**Task details:**
Write out the listing word for word, from its first line through the line containing "export-dialog-window: Export to", including both of those lines.

[START OF Task input]

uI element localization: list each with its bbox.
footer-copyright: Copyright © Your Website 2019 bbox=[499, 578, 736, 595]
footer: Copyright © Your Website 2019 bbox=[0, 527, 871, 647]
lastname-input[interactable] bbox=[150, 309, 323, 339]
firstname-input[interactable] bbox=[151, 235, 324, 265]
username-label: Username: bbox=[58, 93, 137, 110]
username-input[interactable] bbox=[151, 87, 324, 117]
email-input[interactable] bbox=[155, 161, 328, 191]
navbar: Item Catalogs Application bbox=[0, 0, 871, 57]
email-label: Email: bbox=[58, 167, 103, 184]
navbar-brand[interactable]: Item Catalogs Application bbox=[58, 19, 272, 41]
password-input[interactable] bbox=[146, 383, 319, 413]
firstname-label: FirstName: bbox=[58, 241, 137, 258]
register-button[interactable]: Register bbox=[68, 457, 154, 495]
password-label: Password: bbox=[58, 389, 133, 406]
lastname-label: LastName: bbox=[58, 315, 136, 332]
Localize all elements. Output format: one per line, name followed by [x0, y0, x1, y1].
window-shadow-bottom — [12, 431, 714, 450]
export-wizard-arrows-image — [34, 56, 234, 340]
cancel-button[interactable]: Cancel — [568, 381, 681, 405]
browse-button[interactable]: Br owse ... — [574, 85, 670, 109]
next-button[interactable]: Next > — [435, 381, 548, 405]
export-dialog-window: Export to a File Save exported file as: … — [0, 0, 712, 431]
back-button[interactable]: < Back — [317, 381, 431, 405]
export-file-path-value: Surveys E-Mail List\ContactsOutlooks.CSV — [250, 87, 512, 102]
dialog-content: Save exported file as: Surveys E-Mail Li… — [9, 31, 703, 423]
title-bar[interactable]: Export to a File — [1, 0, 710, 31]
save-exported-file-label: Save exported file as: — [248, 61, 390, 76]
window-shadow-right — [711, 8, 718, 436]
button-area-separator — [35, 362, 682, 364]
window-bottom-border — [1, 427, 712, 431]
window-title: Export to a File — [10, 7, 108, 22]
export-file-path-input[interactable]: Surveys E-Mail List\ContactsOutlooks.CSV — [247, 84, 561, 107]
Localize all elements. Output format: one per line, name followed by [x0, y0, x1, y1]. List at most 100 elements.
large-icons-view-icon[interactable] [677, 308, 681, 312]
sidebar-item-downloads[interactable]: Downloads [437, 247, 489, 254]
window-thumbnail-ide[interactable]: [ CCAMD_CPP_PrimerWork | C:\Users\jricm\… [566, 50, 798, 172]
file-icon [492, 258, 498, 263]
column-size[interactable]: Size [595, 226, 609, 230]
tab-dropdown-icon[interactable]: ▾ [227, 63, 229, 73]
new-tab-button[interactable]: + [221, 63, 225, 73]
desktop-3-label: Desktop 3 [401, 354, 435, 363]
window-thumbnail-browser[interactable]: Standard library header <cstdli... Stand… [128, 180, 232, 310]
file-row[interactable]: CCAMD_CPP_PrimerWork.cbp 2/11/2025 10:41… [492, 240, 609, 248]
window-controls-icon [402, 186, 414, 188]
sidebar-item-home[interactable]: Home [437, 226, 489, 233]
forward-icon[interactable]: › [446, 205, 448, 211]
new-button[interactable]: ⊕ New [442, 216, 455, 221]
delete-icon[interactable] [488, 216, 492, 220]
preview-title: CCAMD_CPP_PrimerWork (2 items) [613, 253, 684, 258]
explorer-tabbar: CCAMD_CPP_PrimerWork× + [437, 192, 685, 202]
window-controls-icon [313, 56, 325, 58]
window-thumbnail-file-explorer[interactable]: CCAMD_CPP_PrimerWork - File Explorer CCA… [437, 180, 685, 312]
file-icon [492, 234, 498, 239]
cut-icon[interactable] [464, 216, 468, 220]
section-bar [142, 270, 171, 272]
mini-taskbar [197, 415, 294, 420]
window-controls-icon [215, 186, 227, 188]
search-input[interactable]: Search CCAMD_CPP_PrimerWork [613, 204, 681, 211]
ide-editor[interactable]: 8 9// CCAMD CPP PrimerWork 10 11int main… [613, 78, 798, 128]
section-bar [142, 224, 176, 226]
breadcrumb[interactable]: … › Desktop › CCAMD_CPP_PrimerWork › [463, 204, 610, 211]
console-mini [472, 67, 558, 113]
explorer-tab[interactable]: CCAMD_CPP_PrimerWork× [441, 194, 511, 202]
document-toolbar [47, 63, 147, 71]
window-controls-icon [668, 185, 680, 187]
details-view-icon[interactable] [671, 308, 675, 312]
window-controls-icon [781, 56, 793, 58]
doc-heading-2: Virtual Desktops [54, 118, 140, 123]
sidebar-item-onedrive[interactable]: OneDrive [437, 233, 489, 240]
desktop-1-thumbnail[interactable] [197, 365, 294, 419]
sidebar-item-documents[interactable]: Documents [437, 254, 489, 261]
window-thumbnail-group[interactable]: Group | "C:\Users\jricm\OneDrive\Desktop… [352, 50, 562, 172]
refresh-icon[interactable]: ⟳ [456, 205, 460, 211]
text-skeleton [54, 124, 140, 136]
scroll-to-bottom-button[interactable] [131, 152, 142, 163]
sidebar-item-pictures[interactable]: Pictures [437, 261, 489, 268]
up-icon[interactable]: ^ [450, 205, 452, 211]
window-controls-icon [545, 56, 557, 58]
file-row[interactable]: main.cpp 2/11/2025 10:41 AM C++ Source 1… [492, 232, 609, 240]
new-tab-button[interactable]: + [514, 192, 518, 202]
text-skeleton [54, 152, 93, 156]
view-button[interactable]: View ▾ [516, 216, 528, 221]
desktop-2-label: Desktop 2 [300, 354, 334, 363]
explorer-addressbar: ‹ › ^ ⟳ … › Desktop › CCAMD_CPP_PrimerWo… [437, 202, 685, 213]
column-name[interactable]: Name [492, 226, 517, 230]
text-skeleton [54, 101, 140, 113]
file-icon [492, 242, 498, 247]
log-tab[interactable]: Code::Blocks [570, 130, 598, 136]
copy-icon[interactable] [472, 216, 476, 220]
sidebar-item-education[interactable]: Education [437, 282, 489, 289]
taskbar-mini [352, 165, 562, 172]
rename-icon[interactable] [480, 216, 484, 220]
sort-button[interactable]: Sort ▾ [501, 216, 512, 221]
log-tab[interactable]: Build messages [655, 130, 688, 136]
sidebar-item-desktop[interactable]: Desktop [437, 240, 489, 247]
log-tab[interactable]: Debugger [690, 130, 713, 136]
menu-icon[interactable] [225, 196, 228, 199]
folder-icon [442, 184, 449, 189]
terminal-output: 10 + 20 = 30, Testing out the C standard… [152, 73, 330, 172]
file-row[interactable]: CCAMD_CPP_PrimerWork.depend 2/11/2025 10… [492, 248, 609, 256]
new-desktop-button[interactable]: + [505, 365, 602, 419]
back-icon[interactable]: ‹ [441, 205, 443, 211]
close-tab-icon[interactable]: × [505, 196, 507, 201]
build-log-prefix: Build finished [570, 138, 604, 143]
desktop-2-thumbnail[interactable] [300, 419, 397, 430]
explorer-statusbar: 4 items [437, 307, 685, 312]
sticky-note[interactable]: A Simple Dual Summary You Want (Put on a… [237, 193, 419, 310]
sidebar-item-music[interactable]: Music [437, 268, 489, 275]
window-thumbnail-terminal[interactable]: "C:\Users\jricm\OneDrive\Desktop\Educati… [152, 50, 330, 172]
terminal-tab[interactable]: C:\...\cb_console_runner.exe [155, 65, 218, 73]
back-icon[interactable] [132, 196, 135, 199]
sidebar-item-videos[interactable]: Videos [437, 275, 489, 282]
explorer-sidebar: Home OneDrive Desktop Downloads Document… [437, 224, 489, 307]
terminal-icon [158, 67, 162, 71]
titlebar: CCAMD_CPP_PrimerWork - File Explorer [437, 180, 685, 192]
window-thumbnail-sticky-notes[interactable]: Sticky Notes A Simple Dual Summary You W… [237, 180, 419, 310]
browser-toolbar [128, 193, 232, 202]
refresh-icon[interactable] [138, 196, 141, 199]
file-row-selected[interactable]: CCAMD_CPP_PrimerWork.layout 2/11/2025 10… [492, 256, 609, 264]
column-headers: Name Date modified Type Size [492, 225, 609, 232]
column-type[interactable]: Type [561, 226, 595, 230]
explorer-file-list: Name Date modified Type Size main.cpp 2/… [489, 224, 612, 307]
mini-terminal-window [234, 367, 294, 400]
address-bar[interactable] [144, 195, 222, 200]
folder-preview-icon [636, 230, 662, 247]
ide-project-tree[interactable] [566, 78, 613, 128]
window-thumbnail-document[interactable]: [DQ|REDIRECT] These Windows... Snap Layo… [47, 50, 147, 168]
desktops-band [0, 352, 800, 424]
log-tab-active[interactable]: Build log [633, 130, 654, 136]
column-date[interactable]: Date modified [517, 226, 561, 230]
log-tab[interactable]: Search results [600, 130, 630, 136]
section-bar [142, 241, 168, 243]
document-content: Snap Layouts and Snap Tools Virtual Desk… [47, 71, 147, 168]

[END OF Task input]

**Answer in full:**
uI element localization: list each with its bbox.
footer-copyright: Copyright © Your Website 2019 bbox=[499, 578, 736, 595]
footer: Copyright © Your Website 2019 bbox=[0, 527, 871, 647]
lastname-input[interactable] bbox=[150, 309, 323, 339]
firstname-input[interactable] bbox=[151, 235, 324, 265]
username-label: Username: bbox=[58, 93, 137, 110]
username-input[interactable] bbox=[151, 87, 324, 117]
email-input[interactable] bbox=[155, 161, 328, 191]
navbar: Item Catalogs Application bbox=[0, 0, 871, 57]
email-label: Email: bbox=[58, 167, 103, 184]
navbar-brand[interactable]: Item Catalogs Application bbox=[58, 19, 272, 41]
password-input[interactable] bbox=[146, 383, 319, 413]
firstname-label: FirstName: bbox=[58, 241, 137, 258]
register-button[interactable]: Register bbox=[68, 457, 154, 495]
password-label: Password: bbox=[58, 389, 133, 406]
lastname-label: LastName: bbox=[58, 315, 136, 332]
Localize all elements. Output format: one per line, name followed by [x0, y0, x1, y1].
window-shadow-bottom — [12, 431, 714, 450]
export-wizard-arrows-image — [34, 56, 234, 340]
cancel-button[interactable]: Cancel — [568, 381, 681, 405]
browse-button[interactable]: Br owse ... — [574, 85, 670, 109]
next-button[interactable]: Next > — [435, 381, 548, 405]
export-dialog-window: Export to a File Save exported file as: … — [0, 0, 712, 431]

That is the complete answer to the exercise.